• Aim:
Quote the whole listing word for word, please.

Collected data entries
+ + + + +

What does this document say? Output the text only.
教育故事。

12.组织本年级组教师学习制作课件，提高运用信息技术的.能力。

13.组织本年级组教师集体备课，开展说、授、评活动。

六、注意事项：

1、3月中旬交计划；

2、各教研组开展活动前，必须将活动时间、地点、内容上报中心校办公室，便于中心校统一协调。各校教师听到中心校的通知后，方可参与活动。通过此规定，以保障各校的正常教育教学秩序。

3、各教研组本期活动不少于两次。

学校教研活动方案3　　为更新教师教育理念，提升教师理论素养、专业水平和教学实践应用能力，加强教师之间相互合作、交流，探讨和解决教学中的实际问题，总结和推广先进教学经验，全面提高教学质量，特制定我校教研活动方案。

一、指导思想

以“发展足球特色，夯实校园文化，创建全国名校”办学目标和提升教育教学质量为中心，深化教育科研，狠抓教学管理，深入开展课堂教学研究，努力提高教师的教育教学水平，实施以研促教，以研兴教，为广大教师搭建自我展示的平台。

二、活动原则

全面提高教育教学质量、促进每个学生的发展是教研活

+ + + + +

• Final answer:
What does this document say? Output the text only.
教育故事。

12.组织本年级组教师学习制作课件，提高运用信息技术的.能力。

13.组织本年级组教师集体备课，开展说、授、评活动。

六、注意事项：

1、3月中旬交计划；

2、各教研组开展活动前，必须将活动时间、地点、内容上报中心校办公室，便于中心校统一协调。各校教师听到中心校的通知后，方可参与活动。通过此规定，以保障各校的正常教育教学秩序。

3、各教研组本期活动不少于两次。

学校教研活动方案3　　为更新教师教育理念，提升教师理论素养、专业水平和教学实践应用能力，加强教师之间相互合作、交流，探讨和解决教学中的实际问题，总结和推广先进教学经验，全面提高教学质量，特制定我校教研活动方案。

一、指导思想

以“发展足球特色，夯实校园文化，创建全国名校”办学目标和提升教育教学质量为中心，深化教育科研，狠抓教学管理，深入开展课堂教学研究，努力提高教师的教育教学水平，实施以研促教，以研兴教，为广大教师搭建自我展示的平台。

二、活动原则

全面提高教育教学质量、促进每个学生的发展是教研活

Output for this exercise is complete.